— START DATA LINES —

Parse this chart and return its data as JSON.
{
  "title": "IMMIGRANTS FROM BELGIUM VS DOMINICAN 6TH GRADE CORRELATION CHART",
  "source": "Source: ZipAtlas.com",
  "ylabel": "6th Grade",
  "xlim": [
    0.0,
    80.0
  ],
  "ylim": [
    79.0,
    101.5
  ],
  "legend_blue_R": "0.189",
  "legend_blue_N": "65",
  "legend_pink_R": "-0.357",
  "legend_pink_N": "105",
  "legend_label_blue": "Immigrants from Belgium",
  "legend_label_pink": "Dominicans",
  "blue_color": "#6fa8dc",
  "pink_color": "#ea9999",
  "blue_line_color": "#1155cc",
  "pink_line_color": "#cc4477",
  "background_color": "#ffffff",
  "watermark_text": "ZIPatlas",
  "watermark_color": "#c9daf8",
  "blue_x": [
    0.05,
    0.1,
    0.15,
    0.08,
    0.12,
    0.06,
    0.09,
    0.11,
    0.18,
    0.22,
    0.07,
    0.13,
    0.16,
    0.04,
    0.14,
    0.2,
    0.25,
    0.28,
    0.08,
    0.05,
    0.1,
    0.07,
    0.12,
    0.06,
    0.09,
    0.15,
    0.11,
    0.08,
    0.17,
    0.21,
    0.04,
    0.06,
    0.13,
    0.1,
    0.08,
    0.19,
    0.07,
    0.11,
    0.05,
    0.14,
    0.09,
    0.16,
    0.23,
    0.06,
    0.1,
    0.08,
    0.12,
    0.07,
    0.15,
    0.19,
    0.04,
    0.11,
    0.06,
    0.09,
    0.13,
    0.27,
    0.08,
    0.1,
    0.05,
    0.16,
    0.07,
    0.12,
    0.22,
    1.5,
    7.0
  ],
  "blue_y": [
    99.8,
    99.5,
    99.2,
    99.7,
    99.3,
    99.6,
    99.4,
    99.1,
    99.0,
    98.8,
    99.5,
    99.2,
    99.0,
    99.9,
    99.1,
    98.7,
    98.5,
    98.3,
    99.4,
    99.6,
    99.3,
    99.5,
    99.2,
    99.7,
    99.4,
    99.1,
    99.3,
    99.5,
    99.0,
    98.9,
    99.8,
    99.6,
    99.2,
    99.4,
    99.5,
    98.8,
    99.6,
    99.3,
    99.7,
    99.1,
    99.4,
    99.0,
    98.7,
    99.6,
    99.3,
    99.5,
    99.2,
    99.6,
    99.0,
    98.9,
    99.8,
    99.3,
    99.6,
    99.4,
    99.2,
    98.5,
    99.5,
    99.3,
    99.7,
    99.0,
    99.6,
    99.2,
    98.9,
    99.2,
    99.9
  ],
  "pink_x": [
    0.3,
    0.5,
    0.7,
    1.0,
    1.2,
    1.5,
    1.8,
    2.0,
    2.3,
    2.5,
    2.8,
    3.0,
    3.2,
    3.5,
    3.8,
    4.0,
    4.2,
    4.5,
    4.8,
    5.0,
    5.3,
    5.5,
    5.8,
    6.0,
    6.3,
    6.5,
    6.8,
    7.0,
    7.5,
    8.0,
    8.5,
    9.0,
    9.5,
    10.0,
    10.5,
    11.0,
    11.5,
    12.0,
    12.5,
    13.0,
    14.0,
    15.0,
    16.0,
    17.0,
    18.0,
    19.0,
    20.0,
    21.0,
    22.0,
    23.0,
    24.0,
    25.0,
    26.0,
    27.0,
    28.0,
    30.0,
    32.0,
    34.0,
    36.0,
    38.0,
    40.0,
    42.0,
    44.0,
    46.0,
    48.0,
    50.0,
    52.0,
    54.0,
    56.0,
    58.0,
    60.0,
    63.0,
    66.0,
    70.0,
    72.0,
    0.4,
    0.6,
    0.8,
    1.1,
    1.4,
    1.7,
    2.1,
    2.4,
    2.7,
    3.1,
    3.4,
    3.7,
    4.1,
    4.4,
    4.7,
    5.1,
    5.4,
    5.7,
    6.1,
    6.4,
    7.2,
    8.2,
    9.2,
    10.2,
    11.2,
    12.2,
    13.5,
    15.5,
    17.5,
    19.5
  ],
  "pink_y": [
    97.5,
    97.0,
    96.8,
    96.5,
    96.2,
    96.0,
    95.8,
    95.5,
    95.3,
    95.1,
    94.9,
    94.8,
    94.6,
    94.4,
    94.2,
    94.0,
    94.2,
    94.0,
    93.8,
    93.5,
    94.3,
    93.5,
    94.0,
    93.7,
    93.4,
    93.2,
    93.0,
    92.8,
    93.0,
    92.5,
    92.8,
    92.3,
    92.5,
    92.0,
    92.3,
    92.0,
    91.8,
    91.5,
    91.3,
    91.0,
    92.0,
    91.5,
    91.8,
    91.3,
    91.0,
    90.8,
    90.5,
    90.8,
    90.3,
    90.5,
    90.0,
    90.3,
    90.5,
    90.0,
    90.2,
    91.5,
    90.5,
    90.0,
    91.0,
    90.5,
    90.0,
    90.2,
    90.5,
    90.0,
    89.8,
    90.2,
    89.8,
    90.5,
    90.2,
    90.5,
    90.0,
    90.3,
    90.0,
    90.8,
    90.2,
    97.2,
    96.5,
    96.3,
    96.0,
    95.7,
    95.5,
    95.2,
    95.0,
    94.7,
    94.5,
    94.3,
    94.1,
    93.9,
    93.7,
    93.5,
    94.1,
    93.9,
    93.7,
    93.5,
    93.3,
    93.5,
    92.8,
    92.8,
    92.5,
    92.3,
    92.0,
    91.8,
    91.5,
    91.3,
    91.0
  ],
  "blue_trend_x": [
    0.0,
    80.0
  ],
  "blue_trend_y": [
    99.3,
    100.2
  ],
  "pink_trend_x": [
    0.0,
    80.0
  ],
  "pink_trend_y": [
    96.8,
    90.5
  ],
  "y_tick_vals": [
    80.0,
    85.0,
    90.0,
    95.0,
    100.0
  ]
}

— END DATA LINES —

## WHAT IS BEING ASKED:
Output the complete data exactly as written.

## RESULT OF THE TASK:
Parse this chart and return its data as JSON.
{
  "title": "IMMIGRANTS FROM BELGIUM VS DOMINICAN 6TH GRADE CORRELATION CHART",
  "source": "Source: ZipAtlas.com",
  "ylabel": "6th Grade",
  "xlim": [
    0.0,
    80.0
  ],
  "ylim": [
    79.0,
    101.5
  ],
  "legend_blue_R": "0.189",
  "legend_blue_N": "65",
  "legend_pink_R": "-0.357",
  "legend_pink_N": "105",
  "legend_label_blue": "Immigrants from Belgium",
  "legend_label_pink": "Dominicans",
  "blue_color": "#6fa8dc",
  "pink_color": "#ea9999",
  "blue_line_color": "#1155cc",
  "pink_line_color": "#cc4477",
  "background_color": "#ffffff",
  "watermark_text": "ZIPatlas",
  "watermark_color": "#c9daf8",
  "blue_x": [
    0.05,
    0.1,
    0.15,
    0.08,
    0.12,
    0.06,
    0.09,
    0.11,
    0.18,
    0.22,
    0.07,
    0.13,
    0.16,
    0.04,
    0.14,
    0.2,
    0.25,
    0.28,
    0.08,
    0.05,
    0.1,
    0.07,
    0.12,
    0.06,
    0.09,
    0.15,
    0.11,
    0.08,
    0.17,
    0.21,
    0.04,
    0.06,
    0.13,
    0.1,
    0.08,
    0.19,
    0.07,
    0.11,
    0.05,
    0.14,
    0.09,
    0.16,
    0.23,
    0.06,
    0.1,
    0.08,
    0.12,
    0.07,
    0.15,
    0.19,
    0.04,
    0.11,
    0.06,
    0.09,
    0.13,
    0.27,
    0.08,
    0.1,
    0.05,
    0.16,
    0.07,
    0.12,
    0.22,
    1.5,
    7.0
  ],
  "blue_y": [
    99.8,
    99.5,
    99.2,
    99.7,
    99.3,
    99.6,
    99.4,
    99.1,
    99.0,
    98.8,
    99.5,
    99.2,
    99.0,
    99.9,
    99.1,
    98.7,
    98.5,
    98.3,
    99.4,
    99.6,
    99.3,
    99.5,
    99.2,
    99.7,
    99.4,
    99.1,
    99.3,
    99.5,
    99.0,
    98.9,
    99.8,
    99.6,
    99.2,
    99.4,
    99.5,
    98.8,
    99.6,
    99.3,
    99.7,
    99.1,
    99.4,
    99.0,
    98.7,
    99.6,
    99.3,
    99.5,
    99.2,
    99.6,
    99.0,
    98.9,
    99.8,
    99.3,
    99.6,
    99.4,
    99.2,
    98.5,
    99.5,
    99.3,
    99.7,
    99.0,
    99.6,
    99.2,
    98.9,
    99.2,
    99.9
  ],
  "pink_x": [
    0.3,
    0.5,
    0.7,
    1.0,
    1.2,
    1.5,
    1.8,
    2.0,
    2.3,
    2.5,
    2.8,
    3.0,
    3.2,
    3.5,
    3.8,
    4.0,
    4.2,
    4.5,
    4.8,
    5.0,
    5.3,
    5.5,
    5.8,
    6.0,
    6.3,
    6.5,
    6.8,
    7.0,
    7.5,
    8.0,
    8.5,
    9.0,
    9.5,
    10.0,
    10.5,
    11.0,
    11.5,
    12.0,
    12.5,
    13.0,
    14.0,
    15.0,
    16.0,
    17.0,
    18.0,
    19.0,
    20.0,
    21.0,
    22.0,
    23.0,
    24.0,
    25.0,
    26.0,
    27.0,
    28.0,
    30.0,
    32.0,
    34.0,
    36.0,
    38.0,
    40.0,
    42.0,
    44.0,
    46.0,
    48.0,
    50.0,
    52.0,
    54.0,
    56.0,
    58.0,
    60.0,
    63.0,
    66.0,
    70.0,
    72.0,
    0.4,
    0.6,
    0.8,
    1.1,
    1.4,
    1.7,
    2.1,
    2.4,
    2.7,
    3.1,
    3.4,
    3.7,
    4.1,
    4.4,
    4.7,
    5.1,
    5.4,
    5.7,
    6.1,
    6.4,
    7.2,
    8.2,
    9.2,
    10.2,
    11.2,
    12.2,
    13.5,
    15.5,
    17.5,
    19.5
  ],
  "pink_y": [
    97.5,
    97.0,
    96.8,
    96.5,
    96.2,
    96.0,
    95.8,
    95.5,
    95.3,
    95.1,
    94.9,
    94.8,
    94.6,
    94.4,
    94.2,
    94.0,
    94.2,
    94.0,
    93.8,
    93.5,
    94.3,
    93.5,
    94.0,
    93.7,
    93.4,
    93.2,
    93.0,
    92.8,
    93.0,
    92.5,
    92.8,
    92.3,
    92.5,
    92.0,
    92.3,
    92.0,
    91.8,
    91.5,
    91.3,
    91.0,
    92.0,
    91.5,
    91.8,
    91.3,
    91.0,
    90.8,
    90.5,
    90.8,
    90.3,
    90.5,
    90.0,
    90.3,
    90.5,
    90.0,
    90.2,
    91.5,
    90.5,
    90.0,
    91.0,
    90.5,
    90.0,
    90.2,
    90.5,
    90.0,
    89.8,
    90.2,
    89.8,
    90.5,
    90.2,
    90.5,
    90.0,
    90.3,
    90.0,
    90.8,
    90.2,
    97.2,
    96.5,
    96.3,
    96.0,
    95.7,
    95.5,
    95.2,
    95.0,
    94.7,
    94.5,
    94.3,
    94.1,
    93.9,
    93.7,
    93.5,
    94.1,
    93.9,
    93.7,
    93.5,
    93.3,
    93.5,
    92.8,
    92.8,
    92.5,
    92.3,
    92.0,
    91.8,
    91.5,
    91.3,
    91.0
  ],
  "blue_trend_x": [
    0.0,
    80.0
  ],
  "blue_trend_y": [
    99.3,
    100.2
  ],
  "pink_trend_x": [
    0.0,
    80.0
  ],
  "pink_trend_y": [
    96.8,
    90.5
  ],
  "y_tick_vals": [
    80.0,
    85.0,
    90.0,
    95.0,
    100.0
  ]
}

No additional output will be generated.